**TASK DIRECTIONS:** Copy out the entries below in full and exactly.

**GIVEN INFORMATION:**

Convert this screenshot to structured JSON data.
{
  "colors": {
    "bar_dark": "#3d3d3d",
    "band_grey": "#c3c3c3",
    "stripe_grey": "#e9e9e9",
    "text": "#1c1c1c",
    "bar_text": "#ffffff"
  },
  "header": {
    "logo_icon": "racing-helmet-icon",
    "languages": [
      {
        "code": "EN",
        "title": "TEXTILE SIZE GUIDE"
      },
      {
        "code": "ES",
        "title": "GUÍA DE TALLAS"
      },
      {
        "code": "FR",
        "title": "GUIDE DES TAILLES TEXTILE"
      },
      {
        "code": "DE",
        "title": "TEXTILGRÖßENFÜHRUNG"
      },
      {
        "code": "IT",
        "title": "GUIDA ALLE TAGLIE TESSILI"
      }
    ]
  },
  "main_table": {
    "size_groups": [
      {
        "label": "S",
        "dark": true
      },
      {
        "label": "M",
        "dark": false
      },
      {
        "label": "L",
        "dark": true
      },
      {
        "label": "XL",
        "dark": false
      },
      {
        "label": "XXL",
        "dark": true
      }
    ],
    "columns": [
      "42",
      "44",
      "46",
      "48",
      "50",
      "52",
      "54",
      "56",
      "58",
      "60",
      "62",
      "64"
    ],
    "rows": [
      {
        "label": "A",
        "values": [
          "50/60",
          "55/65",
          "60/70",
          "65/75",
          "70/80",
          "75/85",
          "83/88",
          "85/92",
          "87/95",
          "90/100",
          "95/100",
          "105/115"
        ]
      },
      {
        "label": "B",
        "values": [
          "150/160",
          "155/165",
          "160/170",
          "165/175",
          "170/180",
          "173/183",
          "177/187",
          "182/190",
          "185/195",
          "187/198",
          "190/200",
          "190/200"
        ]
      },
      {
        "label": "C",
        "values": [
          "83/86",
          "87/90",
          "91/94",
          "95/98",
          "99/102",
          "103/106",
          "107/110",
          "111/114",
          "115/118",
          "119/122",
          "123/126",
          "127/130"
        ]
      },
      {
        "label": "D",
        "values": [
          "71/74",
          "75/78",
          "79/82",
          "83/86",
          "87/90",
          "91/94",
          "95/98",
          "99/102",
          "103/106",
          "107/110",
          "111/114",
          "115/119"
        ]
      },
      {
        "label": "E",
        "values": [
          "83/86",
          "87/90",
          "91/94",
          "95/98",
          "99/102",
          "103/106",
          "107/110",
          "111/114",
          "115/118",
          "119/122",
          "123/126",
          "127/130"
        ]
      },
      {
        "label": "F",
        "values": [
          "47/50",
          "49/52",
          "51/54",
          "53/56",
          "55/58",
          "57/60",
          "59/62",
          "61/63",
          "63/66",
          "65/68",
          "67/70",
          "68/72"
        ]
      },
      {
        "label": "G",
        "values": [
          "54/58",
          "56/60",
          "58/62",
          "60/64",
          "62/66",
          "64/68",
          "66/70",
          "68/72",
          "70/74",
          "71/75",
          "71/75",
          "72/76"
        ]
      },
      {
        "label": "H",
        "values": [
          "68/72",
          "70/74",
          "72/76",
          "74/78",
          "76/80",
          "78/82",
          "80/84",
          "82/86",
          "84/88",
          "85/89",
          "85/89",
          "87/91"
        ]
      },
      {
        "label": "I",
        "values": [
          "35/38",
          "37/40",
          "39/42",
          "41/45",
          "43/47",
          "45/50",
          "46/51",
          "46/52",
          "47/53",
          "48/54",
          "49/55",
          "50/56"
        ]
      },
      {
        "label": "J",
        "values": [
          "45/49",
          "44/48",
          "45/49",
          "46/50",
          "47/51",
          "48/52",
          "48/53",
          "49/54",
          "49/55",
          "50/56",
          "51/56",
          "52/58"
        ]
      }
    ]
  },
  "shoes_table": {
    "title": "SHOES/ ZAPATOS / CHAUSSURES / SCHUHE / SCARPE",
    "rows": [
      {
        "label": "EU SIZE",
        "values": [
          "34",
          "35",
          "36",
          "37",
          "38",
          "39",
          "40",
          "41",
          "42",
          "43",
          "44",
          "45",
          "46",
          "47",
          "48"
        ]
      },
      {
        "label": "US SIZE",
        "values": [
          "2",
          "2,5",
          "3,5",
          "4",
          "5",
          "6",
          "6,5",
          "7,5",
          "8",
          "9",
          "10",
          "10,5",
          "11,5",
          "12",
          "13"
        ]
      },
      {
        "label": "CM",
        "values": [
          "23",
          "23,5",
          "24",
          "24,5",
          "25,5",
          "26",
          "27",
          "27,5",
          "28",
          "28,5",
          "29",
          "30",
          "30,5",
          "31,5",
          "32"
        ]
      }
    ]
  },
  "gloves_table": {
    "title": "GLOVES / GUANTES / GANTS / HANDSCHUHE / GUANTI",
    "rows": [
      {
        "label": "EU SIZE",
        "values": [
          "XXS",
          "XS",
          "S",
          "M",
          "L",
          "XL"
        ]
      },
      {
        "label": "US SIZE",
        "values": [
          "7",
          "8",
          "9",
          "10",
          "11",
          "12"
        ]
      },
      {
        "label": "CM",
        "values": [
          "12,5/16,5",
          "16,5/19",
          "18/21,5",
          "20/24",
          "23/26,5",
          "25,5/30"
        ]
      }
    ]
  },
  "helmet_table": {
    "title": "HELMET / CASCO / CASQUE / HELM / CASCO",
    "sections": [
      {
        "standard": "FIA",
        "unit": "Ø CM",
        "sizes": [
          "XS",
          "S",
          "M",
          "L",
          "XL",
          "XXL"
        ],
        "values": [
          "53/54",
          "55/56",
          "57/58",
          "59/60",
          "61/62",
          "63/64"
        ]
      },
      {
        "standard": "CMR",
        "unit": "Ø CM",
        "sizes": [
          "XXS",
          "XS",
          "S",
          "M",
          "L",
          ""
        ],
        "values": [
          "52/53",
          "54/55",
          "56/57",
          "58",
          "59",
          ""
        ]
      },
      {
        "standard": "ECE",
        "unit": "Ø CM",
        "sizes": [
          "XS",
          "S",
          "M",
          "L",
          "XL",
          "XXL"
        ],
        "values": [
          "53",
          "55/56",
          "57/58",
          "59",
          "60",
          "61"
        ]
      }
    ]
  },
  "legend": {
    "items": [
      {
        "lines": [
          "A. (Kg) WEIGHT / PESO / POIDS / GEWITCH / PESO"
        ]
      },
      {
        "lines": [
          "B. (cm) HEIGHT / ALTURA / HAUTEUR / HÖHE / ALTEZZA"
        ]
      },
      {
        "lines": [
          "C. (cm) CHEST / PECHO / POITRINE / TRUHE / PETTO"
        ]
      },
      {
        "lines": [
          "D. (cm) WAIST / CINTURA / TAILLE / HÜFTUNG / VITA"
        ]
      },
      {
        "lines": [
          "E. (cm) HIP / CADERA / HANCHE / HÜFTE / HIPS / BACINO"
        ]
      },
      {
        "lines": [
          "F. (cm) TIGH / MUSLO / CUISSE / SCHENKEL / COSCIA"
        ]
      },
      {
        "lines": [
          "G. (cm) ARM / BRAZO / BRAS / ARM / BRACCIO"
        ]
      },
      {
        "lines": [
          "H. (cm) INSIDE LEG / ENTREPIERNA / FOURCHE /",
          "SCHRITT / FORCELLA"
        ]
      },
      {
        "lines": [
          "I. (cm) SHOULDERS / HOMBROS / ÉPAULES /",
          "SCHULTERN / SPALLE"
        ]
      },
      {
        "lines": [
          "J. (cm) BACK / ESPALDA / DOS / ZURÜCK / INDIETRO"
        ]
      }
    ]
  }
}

**SOLVED PROBLEM:**
Convert this screenshot to structured JSON data.
{
  "colors": {
    "bar_dark": "#3d3d3d",
    "band_grey": "#c3c3c3",
    "stripe_grey": "#e9e9e9",
    "text": "#1c1c1c",
    "bar_text": "#ffffff"
  },
  "header": {
    "logo_icon": "racing-helmet-icon",
    "languages": [
      {
        "code": "EN",
        "title": "TEXTILE SIZE GUIDE"
      },
      {
        "code": "ES",
        "title": "GUÍA DE TALLAS"
      },
      {
        "code": "FR",
        "title": "GUIDE DES TAILLES TEXTILE"
      },
      {
        "code": "DE",
        "title": "TEXTILGRÖßENFÜHRUNG"
      },
      {
        "code": "IT",
        "title": "GUIDA ALLE TAGLIE TESSILI"
      }
    ]
  },
  "main_table": {
    "size_groups": [
      {
        "label": "S",
        "dark": true
      },
      {
        "label": "M",
        "dark": false
      },
      {
        "label": "L",
        "dark": true
      },
      {
        "label": "XL",
        "dark": false
      },
      {
        "label": "XXL",
        "dark": true
      }
    ],
    "columns": [
      "42",
      "44",
      "46",
      "48",
      "50",
      "52",
      "54",
      "56",
      "58",
      "60",
      "62",
      "64"
    ],
    "rows": [
      {
        "label": "A",
        "values": [
          "50/60",
          "55/65",
          "60/70",
          "65/75",
          "70/80",
          "75/85",
          "83/88",
          "85/92",
          "87/95",
          "90/100",
          "95/100",
          "105/115"
        ]
      },
      {
        "label": "B",
        "values": [
          "150/160",
          "155/165",
          "160/170",
          "165/175",
          "170/180",
          "173/183",
          "177/187",
          "182/190",
          "185/195",
          "187/198",
          "190/200",
          "190/200"
        ]
      },
      {
        "label": "C",
        "values": [
          "83/86",
          "87/90",
          "91/94",
          "95/98",
          "99/102",
          "103/106",
          "107/110",
          "111/114",
          "115/118",
          "119/122",
          "123/126",
          "127/130"
        ]
      },
      {
        "label": "D",
        "values": [
          "71/74",
          "75/78",
          "79/82",
          "83/86",
          "87/90",
          "91/94",
          "95/98",
          "99/102",
          "103/106",
          "107/110",
          "111/114",
          "115/119"
        ]
      },
      {
        "label": "E",
        "values": [
          "83/86",
          "87/90",
          "91/94",
          "95/98",
          "99/102",
          "103/106",
          "107/110",
          "111/114",
          "115/118",
          "119/122",
          "123/126",
          "127/130"
        ]
      },
      {
        "label": "F",
        "values": [
          "47/50",
          "49/52",
          "51/54",
          "53/56",
          "55/58",
          "57/60",
          "59/62",
          "61/63",
          "63/66",
          "65/68",
          "67/70",
          "68/72"
        ]
      },
      {
        "label": "G",
        "values": [
          "54/58",
          "56/60",
          "58/62",
          "60/64",
          "62/66",
          "64/68",
          "66/70",
          "68/72",
          "70/74",
          "71/75",
          "71/75",
          "72/76"
        ]
      },
      {
        "label": "H",
        "values": [
          "68/72",
          "70/74",
          "72/76",
          "74/78",
          "76/80",
          "78/82",
          "80/84",
          "82/86",
          "84/88",
          "85/89",
          "85/89",
          "87/91"
        ]
      },
      {
        "label": "I",
        "values": [
          "35/38",
          "37/40",
          "39/42",
          "41/45",
          "43/47",
          "45/50",
          "46/51",
          "46/52",
          "47/53",
          "48/54",
          "49/55",
          "50/56"
        ]
      },
      {
        "label": "J",
        "values": [
          "45/49",
          "44/48",
          "45/49",
          "46/50",
          "47/51",
          "48/52",
          "48/53",
          "49/54",
          "49/55",
          "50/56",
          "51/56",
          "52/58"
        ]
      }
    ]
  },
  "shoes_table": {
    "title": "SHOES/ ZAPATOS / CHAUSSURES / SCHUHE / SCARPE",
    "rows": [
      {
        "label": "EU SIZE",
        "values": [
          "34",
          "35",
          "36",
          "37",
          "38",
          "39",
          "40",
          "41",
          "42",
          "43",
          "44",
          "45",
          "46",
          "47",
          "48"
        ]
      },
      {
        "label": "US SIZE",
        "values": [
          "2",
          "2,5",
          "3,5",
          "4",
          "5",
          "6",
          "6,5",
          "7,5",
          "8",
          "9",
          "10",
          "10,5",
          "11,5",
          "12",
          "13"
        ]
      },
      {
        "label": "CM",
        "values": [
          "23",
          "23,5",
          "24",
          "24,5",
          "25,5",
          "26",
          "27",
          "27,5",
          "28",
          "28,5",
          "29",
          "30",
          "30,5",
          "31,5",
          "32"
        ]
      }
    ]
  },
  "gloves_table": {
    "title": "GLOVES / GUANTES / GANTS / HANDSCHUHE / GUANTI",
    "rows": [
      {
        "label": "EU SIZE",
        "values": [
          "XXS",
          "XS",
          "S",
          "M",
          "L",
          "XL"
        ]
      },
      {
        "label": "US SIZE",
        "values": [
          "7",
          "8",
          "9",
          "10",
          "11",
          "12"
        ]
      },
      {
        "label": "CM",
        "values": [
          "12,5/16,5",
          "16,5/19",
          "18/21,5",
          "20/24",
          "23/26,5",
          "25,5/30"
        ]
      }
    ]
  },
  "helmet_table": {
    "title": "HELMET / CASCO / CASQUE / HELM / CASCO",
    "sections": [
      {
        "standard": "FIA",
        "unit": "Ø CM",
        "sizes": [
          "XS",
          "S",
          "M",
          "L",
          "XL",
          "XXL"
        ],
        "values": [
          "53/54",
          "55/56",
          "57/58",
          "59/60",
          "61/62",
          "63/64"
        ]
      },
      {
        "standard": "CMR",
        "unit": "Ø CM",
        "sizes": [
          "XXS",
          "XS",
          "S",
          "M",
          "L",
          ""
        ],
        "values": [
          "52/53",
          "54/55",
          "56/57",
          "58",
          "59",
          ""
        ]
      },
      {
        "standard": "ECE",
        "unit": "Ø CM",
        "sizes": [
          "XS",
          "S",
          "M",
          "L",
          "XL",
          "XXL"
        ],
        "values": [
          "53",
          "55/56",
          "57/58",
          "59",
          "60",
          "61"
        ]
      }
    ]
  },
  "legend": {
    "items": [
      {
        "lines": [
          "A. (Kg) WEIGHT / PESO / POIDS / GEWITCH / PESO"
        ]
      },
      {
        "lines": [
          "B. (cm) HEIGHT / ALTURA / HAUTEUR / HÖHE / ALTEZZA"
        ]
      },
      {
        "lines": [
          "C. (cm) CHEST / PECHO / POITRINE / TRUHE / PETTO"
        ]
      },
      {
        "lines": [
          "D. (cm) WAIST / CINTURA / TAILLE / HÜFTUNG / VITA"
        ]
      },
      {
        "lines": [
          "E. (cm) HIP / CADERA / HANCHE / HÜFTE / HIPS / BACINO"
        ]
      },
      {
        "lines": [
          "F. (cm) TIGH / MUSLO / CUISSE / SCHENKEL / COSCIA"
        ]
      },
      {
        "lines": [
          "G. (cm) ARM / BRAZO / BRAS / ARM / BRACCIO"
        ]
      },
      {
        "lines": [
          "H. (cm) INSIDE LEG / ENTREPIERNA / FOURCHE /",
          "SCHRITT / FORCELLA"
        ]
      },
      {
        "lines": [
          "I. (cm) SHOULDERS / HOMBROS / ÉPAULES /",
          "SCHULTERN / SPALLE"
        ]
      },
      {
        "lines": [
          "J. (cm) BACK / ESPALDA / DOS / ZURÜCK / INDIETRO"
        ]
      }
    ]
  }
}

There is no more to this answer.